→ **RAW RECORDS**
================

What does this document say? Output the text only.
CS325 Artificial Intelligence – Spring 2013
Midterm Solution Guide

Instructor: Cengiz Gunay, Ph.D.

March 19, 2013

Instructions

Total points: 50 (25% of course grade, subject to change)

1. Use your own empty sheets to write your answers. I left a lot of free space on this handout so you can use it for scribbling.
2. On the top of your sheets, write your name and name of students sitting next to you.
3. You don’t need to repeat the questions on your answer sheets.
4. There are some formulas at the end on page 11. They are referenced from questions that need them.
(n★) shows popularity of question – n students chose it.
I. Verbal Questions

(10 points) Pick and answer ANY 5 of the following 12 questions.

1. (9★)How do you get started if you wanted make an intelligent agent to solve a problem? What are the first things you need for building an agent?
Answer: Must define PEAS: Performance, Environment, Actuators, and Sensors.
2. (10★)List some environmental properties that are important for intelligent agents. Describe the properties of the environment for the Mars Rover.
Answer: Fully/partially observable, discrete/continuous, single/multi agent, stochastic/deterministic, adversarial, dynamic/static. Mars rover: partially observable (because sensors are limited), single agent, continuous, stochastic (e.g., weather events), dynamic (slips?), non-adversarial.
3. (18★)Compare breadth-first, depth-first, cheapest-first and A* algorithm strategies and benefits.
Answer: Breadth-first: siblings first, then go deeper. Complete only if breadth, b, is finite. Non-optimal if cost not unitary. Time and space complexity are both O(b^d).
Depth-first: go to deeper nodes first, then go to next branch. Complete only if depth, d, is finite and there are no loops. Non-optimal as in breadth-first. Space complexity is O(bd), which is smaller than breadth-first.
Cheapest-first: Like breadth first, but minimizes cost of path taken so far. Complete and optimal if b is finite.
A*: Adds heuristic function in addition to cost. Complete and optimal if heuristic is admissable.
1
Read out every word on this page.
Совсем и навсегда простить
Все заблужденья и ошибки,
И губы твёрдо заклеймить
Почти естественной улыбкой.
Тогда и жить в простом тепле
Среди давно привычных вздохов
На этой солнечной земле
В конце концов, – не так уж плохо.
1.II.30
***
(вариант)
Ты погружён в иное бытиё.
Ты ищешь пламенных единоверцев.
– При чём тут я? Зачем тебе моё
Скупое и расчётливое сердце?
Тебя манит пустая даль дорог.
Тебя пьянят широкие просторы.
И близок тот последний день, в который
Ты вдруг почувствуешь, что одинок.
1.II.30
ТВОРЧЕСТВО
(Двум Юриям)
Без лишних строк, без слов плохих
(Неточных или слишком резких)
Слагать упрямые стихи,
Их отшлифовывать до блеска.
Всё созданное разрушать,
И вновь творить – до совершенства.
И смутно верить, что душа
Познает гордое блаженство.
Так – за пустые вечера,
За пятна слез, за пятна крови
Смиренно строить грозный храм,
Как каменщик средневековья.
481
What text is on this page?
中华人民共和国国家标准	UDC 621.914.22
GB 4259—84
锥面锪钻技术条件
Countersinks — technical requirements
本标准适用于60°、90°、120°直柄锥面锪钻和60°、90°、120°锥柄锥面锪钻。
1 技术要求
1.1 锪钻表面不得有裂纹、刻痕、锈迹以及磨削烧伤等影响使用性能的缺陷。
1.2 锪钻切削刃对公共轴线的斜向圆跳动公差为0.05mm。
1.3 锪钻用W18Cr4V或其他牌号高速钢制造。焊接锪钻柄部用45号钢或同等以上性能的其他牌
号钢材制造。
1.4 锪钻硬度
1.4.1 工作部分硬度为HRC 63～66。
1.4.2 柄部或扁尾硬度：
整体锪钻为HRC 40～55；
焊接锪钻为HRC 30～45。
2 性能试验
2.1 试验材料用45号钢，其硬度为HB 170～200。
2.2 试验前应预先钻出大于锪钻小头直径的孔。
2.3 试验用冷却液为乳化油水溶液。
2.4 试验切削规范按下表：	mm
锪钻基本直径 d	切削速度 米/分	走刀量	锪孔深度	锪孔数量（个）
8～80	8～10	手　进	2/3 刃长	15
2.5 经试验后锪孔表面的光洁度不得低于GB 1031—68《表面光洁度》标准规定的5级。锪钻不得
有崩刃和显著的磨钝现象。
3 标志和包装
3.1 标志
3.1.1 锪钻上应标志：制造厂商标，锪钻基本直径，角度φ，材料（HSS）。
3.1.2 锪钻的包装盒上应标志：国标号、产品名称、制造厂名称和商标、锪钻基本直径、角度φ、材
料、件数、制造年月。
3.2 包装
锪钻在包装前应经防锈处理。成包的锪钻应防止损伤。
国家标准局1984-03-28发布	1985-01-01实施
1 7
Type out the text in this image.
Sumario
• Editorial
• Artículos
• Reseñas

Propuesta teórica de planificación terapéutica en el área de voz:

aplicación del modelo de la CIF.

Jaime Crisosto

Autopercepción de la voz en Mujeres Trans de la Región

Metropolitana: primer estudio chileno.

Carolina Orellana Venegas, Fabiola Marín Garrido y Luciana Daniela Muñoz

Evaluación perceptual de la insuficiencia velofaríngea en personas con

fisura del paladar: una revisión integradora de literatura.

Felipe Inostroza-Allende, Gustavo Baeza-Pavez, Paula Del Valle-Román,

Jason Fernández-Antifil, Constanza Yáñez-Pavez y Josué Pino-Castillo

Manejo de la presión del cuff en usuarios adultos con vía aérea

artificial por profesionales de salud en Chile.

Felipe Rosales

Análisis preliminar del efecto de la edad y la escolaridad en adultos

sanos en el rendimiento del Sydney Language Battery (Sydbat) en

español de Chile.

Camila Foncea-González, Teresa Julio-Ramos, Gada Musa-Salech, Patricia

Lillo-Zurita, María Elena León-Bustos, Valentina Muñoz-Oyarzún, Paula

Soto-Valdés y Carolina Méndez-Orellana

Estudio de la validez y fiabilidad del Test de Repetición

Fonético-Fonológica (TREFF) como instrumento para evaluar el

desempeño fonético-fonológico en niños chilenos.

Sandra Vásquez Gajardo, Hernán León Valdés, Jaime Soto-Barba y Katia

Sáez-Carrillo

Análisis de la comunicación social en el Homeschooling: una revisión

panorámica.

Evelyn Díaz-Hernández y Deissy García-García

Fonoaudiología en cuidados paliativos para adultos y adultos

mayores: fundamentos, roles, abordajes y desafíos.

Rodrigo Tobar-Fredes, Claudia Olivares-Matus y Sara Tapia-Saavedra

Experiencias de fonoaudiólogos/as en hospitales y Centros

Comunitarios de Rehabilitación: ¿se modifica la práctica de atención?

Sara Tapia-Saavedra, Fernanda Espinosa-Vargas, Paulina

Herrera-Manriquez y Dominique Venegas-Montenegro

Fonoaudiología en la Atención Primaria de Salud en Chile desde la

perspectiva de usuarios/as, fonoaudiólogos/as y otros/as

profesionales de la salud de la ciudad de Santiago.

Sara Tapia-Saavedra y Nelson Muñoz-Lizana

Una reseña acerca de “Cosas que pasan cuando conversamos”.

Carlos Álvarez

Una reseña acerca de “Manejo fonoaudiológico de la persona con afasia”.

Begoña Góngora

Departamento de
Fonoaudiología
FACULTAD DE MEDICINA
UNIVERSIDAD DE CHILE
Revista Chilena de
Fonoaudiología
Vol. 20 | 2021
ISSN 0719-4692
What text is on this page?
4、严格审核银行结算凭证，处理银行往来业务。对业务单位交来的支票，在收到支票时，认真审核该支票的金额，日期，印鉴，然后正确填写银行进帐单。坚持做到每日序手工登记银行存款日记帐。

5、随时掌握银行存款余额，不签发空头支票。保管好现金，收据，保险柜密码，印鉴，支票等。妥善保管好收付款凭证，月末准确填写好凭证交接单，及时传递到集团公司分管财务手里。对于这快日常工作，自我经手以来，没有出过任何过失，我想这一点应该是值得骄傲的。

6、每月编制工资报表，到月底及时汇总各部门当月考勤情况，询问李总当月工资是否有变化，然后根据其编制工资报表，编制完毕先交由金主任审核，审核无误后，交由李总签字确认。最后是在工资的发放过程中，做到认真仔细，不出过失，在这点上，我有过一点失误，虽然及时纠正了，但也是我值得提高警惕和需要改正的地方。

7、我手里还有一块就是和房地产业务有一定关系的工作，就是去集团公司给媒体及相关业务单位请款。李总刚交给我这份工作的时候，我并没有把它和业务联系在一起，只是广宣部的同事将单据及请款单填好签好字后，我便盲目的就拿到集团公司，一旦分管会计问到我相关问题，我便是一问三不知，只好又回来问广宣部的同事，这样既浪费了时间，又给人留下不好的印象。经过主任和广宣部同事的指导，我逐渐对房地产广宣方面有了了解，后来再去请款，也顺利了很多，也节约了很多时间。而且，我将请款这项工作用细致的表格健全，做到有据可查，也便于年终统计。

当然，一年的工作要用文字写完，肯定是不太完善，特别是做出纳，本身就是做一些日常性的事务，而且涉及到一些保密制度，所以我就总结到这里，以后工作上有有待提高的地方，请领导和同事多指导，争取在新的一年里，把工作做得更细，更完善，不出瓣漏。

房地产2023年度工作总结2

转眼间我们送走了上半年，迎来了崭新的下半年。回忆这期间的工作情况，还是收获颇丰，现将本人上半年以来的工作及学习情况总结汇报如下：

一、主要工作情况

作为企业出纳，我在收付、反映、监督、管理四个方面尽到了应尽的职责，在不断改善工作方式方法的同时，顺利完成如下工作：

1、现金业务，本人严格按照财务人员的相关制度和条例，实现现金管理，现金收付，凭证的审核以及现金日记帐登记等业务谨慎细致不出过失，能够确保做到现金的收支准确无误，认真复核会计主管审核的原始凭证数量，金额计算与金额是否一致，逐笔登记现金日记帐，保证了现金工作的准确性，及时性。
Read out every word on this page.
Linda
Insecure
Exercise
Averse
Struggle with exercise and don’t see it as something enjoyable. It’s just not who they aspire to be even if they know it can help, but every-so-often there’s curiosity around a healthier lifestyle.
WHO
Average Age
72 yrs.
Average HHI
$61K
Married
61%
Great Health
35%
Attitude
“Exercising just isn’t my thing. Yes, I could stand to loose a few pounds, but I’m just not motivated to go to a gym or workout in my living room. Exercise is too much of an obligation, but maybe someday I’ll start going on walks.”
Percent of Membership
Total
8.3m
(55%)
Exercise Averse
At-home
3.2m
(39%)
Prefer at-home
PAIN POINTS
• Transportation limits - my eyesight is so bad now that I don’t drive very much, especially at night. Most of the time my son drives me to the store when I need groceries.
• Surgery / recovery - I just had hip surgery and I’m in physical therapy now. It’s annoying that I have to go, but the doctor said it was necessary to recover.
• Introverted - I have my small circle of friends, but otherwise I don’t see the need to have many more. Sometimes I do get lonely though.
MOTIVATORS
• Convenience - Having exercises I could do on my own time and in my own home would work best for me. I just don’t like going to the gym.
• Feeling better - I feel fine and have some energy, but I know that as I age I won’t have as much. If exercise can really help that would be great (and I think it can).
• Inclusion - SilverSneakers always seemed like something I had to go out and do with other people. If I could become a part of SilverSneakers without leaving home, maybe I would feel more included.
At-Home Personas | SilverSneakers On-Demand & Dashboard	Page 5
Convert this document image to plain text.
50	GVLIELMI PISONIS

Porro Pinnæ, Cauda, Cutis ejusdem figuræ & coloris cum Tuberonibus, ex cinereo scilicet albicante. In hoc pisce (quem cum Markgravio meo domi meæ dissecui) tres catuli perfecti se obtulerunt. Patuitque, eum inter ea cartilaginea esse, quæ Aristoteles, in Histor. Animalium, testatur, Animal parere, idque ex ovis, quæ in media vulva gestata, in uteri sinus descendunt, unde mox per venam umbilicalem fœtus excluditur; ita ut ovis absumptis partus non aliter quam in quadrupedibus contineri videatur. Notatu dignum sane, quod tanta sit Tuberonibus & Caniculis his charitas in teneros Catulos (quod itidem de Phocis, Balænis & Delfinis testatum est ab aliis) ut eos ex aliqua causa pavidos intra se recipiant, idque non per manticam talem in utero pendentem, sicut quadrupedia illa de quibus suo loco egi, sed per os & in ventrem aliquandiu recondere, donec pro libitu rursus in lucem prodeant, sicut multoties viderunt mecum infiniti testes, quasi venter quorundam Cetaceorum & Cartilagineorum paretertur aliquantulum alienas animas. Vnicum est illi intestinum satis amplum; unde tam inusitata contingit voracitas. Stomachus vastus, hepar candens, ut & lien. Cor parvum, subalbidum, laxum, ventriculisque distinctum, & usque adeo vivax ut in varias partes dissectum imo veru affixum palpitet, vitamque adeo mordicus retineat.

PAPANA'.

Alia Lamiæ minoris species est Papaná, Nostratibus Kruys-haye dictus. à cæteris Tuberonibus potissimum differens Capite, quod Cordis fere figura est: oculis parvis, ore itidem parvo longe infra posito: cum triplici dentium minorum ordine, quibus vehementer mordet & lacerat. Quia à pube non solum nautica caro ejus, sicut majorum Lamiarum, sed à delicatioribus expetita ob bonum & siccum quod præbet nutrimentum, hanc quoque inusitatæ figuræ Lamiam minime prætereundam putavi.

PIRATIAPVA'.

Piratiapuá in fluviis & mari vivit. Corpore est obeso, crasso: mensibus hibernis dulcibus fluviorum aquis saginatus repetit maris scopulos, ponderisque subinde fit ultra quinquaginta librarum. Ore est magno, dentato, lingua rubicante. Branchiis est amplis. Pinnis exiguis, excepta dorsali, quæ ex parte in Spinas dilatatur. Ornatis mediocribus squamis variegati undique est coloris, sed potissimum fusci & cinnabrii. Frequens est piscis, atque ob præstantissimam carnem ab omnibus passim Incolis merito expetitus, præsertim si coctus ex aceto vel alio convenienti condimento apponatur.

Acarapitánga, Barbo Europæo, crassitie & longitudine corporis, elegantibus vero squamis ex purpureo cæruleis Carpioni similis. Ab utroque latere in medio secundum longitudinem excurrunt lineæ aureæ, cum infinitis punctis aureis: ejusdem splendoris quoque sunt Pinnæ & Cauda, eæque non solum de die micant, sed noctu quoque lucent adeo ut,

================

→ **WORK INSTRUCTIONS**
Filter the data for the string "image" and copy every line that has it.

→ **COMPLETE OUTPUT**
Type out the text in this image.
Convert this document image to plain text.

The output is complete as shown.